(DATA PROVIDED):
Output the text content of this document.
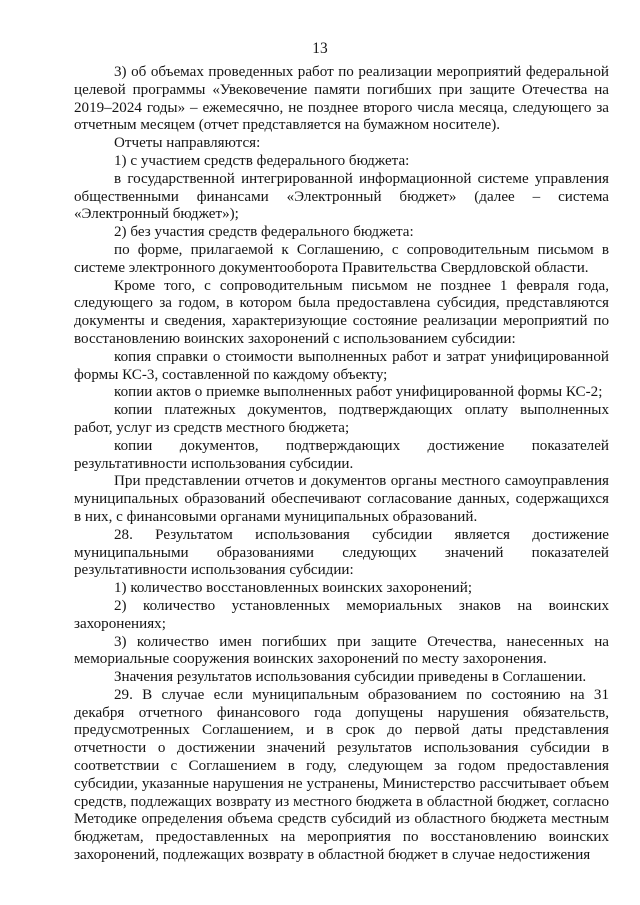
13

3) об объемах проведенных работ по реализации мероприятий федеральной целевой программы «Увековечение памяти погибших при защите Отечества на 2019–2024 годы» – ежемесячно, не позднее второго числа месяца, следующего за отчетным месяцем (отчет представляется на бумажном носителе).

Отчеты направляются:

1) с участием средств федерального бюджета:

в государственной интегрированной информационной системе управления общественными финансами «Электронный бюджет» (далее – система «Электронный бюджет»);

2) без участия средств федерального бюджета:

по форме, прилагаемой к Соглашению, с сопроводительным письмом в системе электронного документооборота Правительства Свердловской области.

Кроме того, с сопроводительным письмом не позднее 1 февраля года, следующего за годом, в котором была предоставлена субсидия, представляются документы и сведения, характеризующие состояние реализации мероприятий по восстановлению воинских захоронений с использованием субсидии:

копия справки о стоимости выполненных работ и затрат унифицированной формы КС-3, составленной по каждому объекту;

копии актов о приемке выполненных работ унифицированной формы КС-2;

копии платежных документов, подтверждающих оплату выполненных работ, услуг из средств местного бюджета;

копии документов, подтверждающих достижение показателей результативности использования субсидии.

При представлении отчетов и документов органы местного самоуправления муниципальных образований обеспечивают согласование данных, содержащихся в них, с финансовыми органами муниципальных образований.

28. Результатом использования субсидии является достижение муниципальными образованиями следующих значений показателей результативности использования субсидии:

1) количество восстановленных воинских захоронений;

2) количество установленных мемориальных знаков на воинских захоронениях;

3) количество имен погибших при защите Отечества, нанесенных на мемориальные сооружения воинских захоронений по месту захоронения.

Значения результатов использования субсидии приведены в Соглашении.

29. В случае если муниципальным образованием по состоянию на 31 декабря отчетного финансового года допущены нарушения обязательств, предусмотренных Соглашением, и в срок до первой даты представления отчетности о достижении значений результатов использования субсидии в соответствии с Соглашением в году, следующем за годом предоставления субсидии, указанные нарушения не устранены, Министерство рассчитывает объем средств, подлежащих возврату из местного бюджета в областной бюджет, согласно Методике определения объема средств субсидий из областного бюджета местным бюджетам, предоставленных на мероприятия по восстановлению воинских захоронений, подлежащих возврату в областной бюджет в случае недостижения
==
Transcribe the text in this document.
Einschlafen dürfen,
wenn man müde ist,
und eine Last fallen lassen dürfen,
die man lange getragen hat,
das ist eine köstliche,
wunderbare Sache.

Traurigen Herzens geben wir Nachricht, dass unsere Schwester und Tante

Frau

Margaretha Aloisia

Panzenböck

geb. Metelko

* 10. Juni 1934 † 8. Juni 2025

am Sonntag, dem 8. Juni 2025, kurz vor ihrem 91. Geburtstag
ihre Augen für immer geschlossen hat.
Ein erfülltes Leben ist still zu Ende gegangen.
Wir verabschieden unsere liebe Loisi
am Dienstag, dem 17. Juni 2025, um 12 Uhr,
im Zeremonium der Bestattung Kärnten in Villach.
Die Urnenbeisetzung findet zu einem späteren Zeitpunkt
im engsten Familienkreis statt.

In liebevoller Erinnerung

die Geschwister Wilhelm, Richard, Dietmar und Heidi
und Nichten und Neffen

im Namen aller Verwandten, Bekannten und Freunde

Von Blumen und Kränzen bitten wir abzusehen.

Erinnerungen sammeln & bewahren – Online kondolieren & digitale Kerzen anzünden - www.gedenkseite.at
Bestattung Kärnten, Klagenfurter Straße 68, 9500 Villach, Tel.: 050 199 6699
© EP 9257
--
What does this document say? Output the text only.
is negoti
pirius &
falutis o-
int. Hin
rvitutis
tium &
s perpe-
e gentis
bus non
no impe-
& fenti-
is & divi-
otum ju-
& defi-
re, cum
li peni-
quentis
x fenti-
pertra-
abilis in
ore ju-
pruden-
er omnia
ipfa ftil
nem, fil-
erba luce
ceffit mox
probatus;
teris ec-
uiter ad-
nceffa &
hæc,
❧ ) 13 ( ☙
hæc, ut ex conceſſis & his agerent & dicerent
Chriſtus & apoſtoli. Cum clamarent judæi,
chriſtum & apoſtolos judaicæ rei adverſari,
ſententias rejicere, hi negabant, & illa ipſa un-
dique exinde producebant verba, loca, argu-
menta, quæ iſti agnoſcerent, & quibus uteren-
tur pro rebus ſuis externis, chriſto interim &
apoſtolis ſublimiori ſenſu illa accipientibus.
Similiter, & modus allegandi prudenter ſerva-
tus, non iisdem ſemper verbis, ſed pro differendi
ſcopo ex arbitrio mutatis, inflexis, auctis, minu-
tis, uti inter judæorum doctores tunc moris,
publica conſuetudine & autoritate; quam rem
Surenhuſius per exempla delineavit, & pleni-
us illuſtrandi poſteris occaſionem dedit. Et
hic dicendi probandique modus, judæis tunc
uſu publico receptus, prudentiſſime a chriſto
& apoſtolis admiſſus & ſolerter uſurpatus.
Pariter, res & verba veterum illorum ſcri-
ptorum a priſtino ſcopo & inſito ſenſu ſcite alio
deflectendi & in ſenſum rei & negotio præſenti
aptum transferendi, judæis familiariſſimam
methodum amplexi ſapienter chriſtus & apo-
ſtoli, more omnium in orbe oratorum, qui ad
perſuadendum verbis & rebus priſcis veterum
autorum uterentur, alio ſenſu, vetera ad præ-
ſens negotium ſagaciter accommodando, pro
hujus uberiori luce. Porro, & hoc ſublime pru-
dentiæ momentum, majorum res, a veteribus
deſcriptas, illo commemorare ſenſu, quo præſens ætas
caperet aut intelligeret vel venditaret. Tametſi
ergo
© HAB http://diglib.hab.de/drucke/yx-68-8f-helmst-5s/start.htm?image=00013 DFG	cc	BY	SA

(YOUR TASK): Copy out every line of the data that includes the word "alio".

(OUTPUT):
ptorum a priſtino ſcopo & inſito ſenſu ſcite alio
autorum uterentur, alio ſenſu, vetera ad præ-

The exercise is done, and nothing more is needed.